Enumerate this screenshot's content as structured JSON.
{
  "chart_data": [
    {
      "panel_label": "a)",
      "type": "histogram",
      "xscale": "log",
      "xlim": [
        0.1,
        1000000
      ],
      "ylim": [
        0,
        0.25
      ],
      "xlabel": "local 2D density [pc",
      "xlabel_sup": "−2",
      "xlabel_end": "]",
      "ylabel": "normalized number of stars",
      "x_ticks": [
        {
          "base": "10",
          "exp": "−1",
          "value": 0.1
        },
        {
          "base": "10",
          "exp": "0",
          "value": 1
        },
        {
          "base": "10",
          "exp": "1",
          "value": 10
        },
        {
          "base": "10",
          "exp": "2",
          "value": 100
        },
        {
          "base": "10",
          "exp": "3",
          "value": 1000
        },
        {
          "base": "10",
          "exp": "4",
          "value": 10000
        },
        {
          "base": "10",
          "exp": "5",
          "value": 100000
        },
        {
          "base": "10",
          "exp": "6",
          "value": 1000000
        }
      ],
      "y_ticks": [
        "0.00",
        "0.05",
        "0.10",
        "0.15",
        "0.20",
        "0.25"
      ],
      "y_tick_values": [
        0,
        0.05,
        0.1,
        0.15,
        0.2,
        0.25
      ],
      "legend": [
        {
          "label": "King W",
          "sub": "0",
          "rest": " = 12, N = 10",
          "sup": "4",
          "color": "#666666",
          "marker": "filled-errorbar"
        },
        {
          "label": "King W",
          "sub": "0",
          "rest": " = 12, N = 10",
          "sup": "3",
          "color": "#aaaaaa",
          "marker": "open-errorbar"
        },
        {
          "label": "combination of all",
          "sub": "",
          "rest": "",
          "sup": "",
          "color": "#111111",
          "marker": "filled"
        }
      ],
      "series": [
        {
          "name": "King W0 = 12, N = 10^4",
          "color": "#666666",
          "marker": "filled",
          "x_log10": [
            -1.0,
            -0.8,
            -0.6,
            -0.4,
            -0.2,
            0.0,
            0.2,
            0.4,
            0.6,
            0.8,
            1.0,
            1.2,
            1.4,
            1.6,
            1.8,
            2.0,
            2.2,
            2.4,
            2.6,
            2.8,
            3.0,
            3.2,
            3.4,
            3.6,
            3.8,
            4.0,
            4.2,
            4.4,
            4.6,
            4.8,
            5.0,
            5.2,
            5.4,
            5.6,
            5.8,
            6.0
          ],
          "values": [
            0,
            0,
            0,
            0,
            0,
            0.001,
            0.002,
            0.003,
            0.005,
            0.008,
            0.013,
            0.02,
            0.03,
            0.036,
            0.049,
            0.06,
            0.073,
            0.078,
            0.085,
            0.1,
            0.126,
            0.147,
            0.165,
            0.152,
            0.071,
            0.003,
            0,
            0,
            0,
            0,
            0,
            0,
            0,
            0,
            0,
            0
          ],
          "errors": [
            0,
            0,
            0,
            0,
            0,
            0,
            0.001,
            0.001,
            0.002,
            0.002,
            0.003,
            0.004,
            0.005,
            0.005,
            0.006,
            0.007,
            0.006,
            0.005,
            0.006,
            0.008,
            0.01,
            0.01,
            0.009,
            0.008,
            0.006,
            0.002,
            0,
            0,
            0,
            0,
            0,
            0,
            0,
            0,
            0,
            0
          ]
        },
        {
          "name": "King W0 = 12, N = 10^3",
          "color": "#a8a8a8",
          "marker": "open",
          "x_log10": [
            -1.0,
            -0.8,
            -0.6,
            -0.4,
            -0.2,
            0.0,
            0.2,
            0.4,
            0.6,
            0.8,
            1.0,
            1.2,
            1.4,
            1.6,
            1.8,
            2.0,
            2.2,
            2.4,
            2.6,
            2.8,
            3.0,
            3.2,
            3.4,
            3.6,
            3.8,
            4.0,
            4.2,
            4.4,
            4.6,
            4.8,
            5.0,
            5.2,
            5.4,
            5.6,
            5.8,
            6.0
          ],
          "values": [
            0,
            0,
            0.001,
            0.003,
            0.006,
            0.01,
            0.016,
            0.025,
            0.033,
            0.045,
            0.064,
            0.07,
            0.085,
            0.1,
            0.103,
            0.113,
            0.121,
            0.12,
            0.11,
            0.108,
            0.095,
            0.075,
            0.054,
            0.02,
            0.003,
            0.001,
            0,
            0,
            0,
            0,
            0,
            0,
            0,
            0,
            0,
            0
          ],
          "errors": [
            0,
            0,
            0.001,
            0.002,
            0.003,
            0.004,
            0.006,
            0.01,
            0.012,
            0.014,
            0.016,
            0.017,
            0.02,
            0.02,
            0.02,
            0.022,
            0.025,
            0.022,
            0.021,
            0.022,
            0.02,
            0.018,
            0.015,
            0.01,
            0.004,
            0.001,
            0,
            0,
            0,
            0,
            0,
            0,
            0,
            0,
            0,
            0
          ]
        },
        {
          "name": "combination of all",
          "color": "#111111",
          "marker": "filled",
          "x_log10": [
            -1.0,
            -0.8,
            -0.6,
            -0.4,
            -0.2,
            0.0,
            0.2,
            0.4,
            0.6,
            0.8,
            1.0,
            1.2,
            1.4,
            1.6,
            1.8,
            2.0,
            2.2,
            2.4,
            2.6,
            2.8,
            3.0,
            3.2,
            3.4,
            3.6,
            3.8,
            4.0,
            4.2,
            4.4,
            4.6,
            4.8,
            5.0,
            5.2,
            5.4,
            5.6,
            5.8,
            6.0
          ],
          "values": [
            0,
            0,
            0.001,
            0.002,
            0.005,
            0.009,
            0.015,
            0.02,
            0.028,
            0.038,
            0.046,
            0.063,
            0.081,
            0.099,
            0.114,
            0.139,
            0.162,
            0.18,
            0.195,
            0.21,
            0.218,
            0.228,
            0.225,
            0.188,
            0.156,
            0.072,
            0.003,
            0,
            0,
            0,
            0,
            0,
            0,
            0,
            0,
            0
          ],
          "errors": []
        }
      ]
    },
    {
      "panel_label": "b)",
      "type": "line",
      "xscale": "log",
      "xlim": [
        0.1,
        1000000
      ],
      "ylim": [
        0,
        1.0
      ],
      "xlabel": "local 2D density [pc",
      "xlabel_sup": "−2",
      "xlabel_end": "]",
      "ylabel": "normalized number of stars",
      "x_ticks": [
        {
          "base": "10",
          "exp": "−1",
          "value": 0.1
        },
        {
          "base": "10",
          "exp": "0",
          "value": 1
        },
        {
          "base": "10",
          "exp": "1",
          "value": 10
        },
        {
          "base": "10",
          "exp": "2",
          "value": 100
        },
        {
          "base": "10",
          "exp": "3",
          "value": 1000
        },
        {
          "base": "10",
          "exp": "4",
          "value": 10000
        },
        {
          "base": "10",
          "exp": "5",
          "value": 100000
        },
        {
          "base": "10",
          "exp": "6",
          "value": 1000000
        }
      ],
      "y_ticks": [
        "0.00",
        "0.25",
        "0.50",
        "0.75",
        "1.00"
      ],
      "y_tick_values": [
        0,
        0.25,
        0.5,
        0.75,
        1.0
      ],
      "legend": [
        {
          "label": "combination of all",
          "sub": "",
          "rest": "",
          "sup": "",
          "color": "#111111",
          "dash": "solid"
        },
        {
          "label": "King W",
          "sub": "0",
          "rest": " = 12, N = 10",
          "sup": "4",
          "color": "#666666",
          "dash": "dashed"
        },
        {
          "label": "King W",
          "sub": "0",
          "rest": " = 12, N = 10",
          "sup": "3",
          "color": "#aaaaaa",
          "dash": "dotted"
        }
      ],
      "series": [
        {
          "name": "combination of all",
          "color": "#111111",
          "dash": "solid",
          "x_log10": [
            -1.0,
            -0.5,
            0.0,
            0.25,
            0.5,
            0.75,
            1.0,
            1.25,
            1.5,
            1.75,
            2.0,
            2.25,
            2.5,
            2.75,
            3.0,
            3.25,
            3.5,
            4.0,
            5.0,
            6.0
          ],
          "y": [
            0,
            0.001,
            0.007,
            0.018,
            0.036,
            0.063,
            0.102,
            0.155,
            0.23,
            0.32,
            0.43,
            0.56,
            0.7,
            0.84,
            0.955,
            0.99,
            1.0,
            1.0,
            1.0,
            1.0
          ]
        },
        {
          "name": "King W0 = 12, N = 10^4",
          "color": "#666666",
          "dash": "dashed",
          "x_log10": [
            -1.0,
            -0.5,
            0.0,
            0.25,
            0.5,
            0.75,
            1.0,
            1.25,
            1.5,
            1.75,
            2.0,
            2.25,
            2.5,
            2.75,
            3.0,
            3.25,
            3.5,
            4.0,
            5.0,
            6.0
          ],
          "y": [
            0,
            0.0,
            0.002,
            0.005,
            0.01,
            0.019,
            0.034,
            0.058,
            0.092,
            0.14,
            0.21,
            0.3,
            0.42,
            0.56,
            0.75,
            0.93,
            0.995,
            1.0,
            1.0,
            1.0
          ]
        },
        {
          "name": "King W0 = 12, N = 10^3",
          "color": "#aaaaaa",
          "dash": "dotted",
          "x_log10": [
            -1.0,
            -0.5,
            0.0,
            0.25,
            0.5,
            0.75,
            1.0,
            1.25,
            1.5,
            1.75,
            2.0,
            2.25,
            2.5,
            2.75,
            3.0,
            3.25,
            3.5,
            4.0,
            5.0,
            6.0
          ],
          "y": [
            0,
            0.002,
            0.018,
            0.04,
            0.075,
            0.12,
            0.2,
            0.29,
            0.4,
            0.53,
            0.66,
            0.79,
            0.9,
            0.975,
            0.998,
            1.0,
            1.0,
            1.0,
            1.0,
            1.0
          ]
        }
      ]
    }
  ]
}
__________________________________________________
The required output is the number of lines containing the word "filled", and nothing besides.

4